**WHAT YOU NEED TO DO**. Copy out all lines where "values" appears.

-- Start of EXERCISE MATERIALS --

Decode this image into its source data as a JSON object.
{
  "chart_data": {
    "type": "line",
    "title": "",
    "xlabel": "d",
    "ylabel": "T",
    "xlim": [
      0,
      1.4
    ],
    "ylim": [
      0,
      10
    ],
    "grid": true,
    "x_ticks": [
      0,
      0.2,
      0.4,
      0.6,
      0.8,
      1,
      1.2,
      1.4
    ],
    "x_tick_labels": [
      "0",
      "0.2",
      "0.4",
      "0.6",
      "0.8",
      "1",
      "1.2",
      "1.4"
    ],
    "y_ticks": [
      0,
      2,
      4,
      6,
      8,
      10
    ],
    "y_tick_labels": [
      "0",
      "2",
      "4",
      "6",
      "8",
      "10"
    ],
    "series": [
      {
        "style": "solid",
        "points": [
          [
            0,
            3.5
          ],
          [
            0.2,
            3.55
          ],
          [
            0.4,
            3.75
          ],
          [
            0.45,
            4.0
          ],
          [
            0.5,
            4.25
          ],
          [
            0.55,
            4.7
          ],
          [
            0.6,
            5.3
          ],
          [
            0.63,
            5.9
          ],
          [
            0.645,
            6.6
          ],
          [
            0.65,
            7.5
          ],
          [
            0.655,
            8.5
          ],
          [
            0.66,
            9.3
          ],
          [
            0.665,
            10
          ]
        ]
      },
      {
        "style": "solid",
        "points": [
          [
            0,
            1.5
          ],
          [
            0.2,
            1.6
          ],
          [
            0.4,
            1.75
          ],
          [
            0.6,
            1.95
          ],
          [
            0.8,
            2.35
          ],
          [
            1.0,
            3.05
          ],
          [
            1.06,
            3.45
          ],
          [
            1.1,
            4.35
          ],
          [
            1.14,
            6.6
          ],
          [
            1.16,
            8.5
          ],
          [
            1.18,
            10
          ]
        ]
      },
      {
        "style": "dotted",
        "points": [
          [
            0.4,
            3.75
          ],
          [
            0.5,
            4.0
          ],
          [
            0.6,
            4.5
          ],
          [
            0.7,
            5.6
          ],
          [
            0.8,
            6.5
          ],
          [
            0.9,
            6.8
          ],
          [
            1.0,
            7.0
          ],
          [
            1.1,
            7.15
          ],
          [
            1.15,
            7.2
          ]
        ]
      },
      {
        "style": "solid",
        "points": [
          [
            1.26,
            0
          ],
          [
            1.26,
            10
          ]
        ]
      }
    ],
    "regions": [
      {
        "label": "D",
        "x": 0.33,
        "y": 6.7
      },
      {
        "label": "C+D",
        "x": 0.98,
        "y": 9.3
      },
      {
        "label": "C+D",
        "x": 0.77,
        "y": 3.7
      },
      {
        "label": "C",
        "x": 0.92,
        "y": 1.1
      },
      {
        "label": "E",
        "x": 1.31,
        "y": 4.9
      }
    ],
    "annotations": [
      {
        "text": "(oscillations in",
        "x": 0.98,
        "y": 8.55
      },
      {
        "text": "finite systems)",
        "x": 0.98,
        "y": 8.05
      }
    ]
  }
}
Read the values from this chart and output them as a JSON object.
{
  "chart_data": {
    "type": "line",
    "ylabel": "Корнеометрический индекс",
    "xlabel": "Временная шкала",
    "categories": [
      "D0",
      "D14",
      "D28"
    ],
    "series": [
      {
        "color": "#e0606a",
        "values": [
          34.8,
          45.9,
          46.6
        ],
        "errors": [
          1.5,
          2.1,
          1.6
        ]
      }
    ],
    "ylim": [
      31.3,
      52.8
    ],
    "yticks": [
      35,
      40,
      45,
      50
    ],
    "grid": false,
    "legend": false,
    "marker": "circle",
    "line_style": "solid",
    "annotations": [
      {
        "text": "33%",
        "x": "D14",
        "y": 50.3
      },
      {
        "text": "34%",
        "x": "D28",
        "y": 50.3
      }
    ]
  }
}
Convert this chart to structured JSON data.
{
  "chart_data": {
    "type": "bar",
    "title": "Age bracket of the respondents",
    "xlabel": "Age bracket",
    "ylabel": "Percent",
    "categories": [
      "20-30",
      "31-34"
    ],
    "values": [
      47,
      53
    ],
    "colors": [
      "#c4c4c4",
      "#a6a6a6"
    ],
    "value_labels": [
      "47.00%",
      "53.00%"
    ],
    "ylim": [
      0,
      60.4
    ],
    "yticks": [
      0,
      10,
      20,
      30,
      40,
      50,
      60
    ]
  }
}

-- End of EXERCISE MATERIALS --

**RESPONSE TO THIS TASK**.
Read the values from this chart and output them as a JSON object.
        "values": [
    "values": [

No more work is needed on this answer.